Exercise prompt
All entries are to be given again verbatim.

Stored entries
..........
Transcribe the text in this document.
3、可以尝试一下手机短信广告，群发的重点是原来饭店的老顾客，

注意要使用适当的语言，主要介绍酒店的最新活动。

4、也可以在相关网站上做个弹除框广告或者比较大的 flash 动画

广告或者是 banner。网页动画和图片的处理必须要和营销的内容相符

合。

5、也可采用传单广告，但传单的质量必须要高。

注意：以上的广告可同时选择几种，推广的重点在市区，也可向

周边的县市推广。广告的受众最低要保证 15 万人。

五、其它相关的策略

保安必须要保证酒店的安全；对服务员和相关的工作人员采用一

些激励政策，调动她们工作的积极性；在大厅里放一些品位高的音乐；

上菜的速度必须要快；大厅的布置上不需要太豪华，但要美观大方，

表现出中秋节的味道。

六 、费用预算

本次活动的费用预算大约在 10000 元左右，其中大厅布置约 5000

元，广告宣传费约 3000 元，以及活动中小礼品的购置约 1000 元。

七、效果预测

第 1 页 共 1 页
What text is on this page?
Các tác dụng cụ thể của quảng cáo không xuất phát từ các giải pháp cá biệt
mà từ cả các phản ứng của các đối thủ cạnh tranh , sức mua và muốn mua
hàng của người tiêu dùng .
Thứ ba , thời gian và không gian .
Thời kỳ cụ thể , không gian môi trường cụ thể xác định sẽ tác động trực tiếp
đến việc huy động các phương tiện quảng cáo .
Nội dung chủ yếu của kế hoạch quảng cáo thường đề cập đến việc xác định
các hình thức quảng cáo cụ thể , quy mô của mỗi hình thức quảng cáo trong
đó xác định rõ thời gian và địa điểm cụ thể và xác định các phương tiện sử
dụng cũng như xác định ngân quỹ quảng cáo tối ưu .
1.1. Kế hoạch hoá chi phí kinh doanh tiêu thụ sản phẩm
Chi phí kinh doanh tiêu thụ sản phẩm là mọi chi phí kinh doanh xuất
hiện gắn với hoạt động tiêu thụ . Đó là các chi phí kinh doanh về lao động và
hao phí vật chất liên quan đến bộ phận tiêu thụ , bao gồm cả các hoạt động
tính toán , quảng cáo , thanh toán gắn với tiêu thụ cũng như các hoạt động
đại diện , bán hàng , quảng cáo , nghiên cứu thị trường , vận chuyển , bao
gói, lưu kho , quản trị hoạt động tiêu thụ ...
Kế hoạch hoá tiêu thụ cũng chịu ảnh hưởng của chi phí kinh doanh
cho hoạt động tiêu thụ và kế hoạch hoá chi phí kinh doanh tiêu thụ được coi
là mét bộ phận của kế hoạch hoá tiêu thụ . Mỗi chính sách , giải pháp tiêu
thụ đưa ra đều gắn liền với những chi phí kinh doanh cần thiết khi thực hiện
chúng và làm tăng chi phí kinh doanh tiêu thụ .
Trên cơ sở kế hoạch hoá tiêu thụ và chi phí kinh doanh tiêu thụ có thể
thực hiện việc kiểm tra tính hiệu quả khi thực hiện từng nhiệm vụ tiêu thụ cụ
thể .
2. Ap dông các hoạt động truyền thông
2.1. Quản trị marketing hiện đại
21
..........
Output of the exercise
Transcribe the text in this document.
3、可以尝试一下手机短信广告，群发的重点是原来饭店的老顾客，

注意要使用适当的语言，主要介绍酒店的最新活动。

4、也可以在相关网站上做个弹除框广告或者比较大的 flash 动画

广告或者是 banner。网页动画和图片的处理必须要和营销的内容相符

合。

5、也可采用传单广告，但传单的质量必须要高。

注意：以上的广告可同时选择几种，推广的重点在市区，也可向

周边的县市推广。广告的受众最低要保证 15 万人。

五、其它相关的策略

保安必须要保证酒店的安全；对服务员和相关的工作人员采用一

些激励政策，调动她们工作的积极性；在大厅里放一些品位高的音乐；

上菜的速度必须要快；大厅的布置上不需要太豪华，但要美观大方，

表现出中秋节的味道。

六 、费用预算

本次活动的费用预算大约在 10000 元左右，其中大厅布置约 5000

元，广告宣传费约 3000 元，以及活动中小礼品的购置约 1000 元。

七、效果预测

第 1 页 共 1 页
What text is on this page?
Các tác dụng cụ thể của quảng cáo không xuất phát từ các giải pháp cá biệt
mà từ cả các phản ứng của các đối thủ cạnh tranh , sức mua và muốn mua
hàng của người tiêu dùng .
Thứ ba , thời gian và không gian .
Thời kỳ cụ thể , không gian môi trường cụ thể xác định sẽ tác động trực tiếp
đến việc huy động các phương tiện quảng cáo .
Nội dung chủ yếu của kế hoạch quảng cáo thường đề cập đến việc xác định
các hình thức quảng cáo cụ thể , quy mô của mỗi hình thức quảng cáo trong
đó xác định rõ thời gian và địa điểm cụ thể và xác định các phương tiện sử
dụng cũng như xác định ngân quỹ quảng cáo tối ưu .
1.1. Kế hoạch hoá chi phí kinh doanh tiêu thụ sản phẩm
Chi phí kinh doanh tiêu thụ sản phẩm là mọi chi phí kinh doanh xuất
hiện gắn với hoạt động tiêu thụ . Đó là các chi phí kinh doanh về lao động và
hao phí vật chất liên quan đến bộ phận tiêu thụ , bao gồm cả các hoạt động
tính toán , quảng cáo , thanh toán gắn với tiêu thụ cũng như các hoạt động
đại diện , bán hàng , quảng cáo , nghiên cứu thị trường , vận chuyển , bao
gói, lưu kho , quản trị hoạt động tiêu thụ ...
Kế hoạch hoá tiêu thụ cũng chịu ảnh hưởng của chi phí kinh doanh
cho hoạt động tiêu thụ và kế hoạch hoá chi phí kinh doanh tiêu thụ được coi
là mét bộ phận của kế hoạch hoá tiêu thụ . Mỗi chính sách , giải pháp tiêu
thụ đưa ra đều gắn liền với những chi phí kinh doanh cần thiết khi thực hiện
chúng và làm tăng chi phí kinh doanh tiêu thụ .
Trên cơ sở kế hoạch hoá tiêu thụ và chi phí kinh doanh tiêu thụ có thể
thực hiện việc kiểm tra tính hiệu quả khi thực hiện từng nhiệm vụ tiêu thụ cụ
thể .
2. Ap dông các hoạt động truyền thông
2.1. Quản trị marketing hiện đại
21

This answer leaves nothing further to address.